Layout dataset entries:

========================================================================

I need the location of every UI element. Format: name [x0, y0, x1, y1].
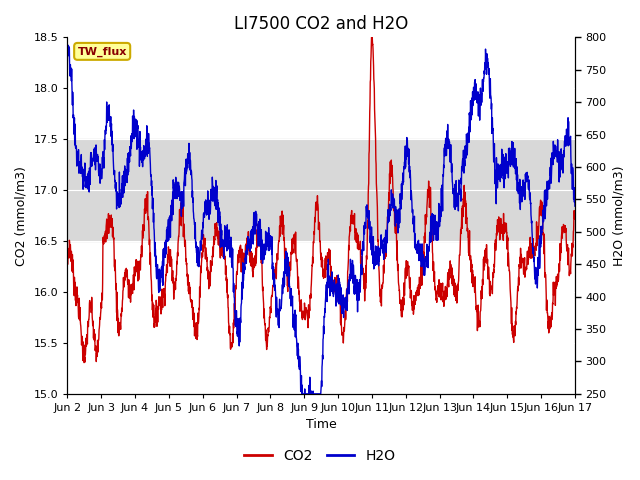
Y-axis label: CO2 (mmol/m3): CO2 (mmol/m3) [15, 166, 28, 265]
Legend: CO2, H2O: CO2, H2O [239, 443, 401, 468]
Y-axis label: H2O (mmol/m3): H2O (mmol/m3) [612, 165, 625, 266]
Bar [67, 139, 575, 241]
Title: LI7500 CO2 and H2O: LI7500 CO2 and H2O [234, 15, 408, 33]
X-axis label: Time: Time [306, 419, 337, 432]
Text: TW_flux: TW_flux [77, 46, 127, 57]
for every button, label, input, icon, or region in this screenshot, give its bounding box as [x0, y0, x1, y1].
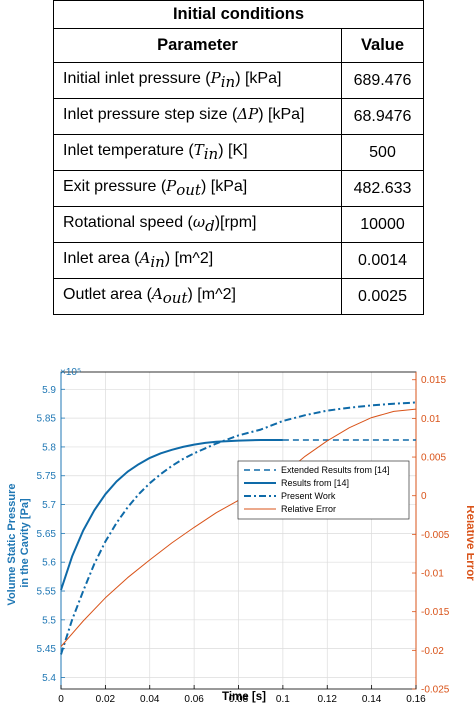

========================================================================

• [WORK TO COMPLETE]: Please arrange all the lines above as a numbered list, skipping any blank lines and leaving the pictures out.

• [EXERCISE OUTPUT]:
1. I need the location of every UI element. Format: name [x0, y0, x1, y1].
2. Y-axis label: CO2 (mmol/m3): CO2 (mmol/m3) [15, 166, 28, 265]
3. Legend: CO2, H2O: CO2, H2O [239, 443, 401, 468]
4. Y-axis label: H2O (mmol/m3): H2O (mmol/m3) [612, 165, 625, 266]
5. Bar [67, 139, 575, 241]
6. Title: LI7500 CO2 and H2O: LI7500 CO2 and H2O [234, 15, 408, 33]
7. X-axis label: Time: Time [306, 419, 337, 432]
8. Text: TW_flux: TW_flux [77, 46, 127, 57]
9. for every button, label, input, icon, or region in this screenshot, give its bounding box as [x0, y0, x1, y1].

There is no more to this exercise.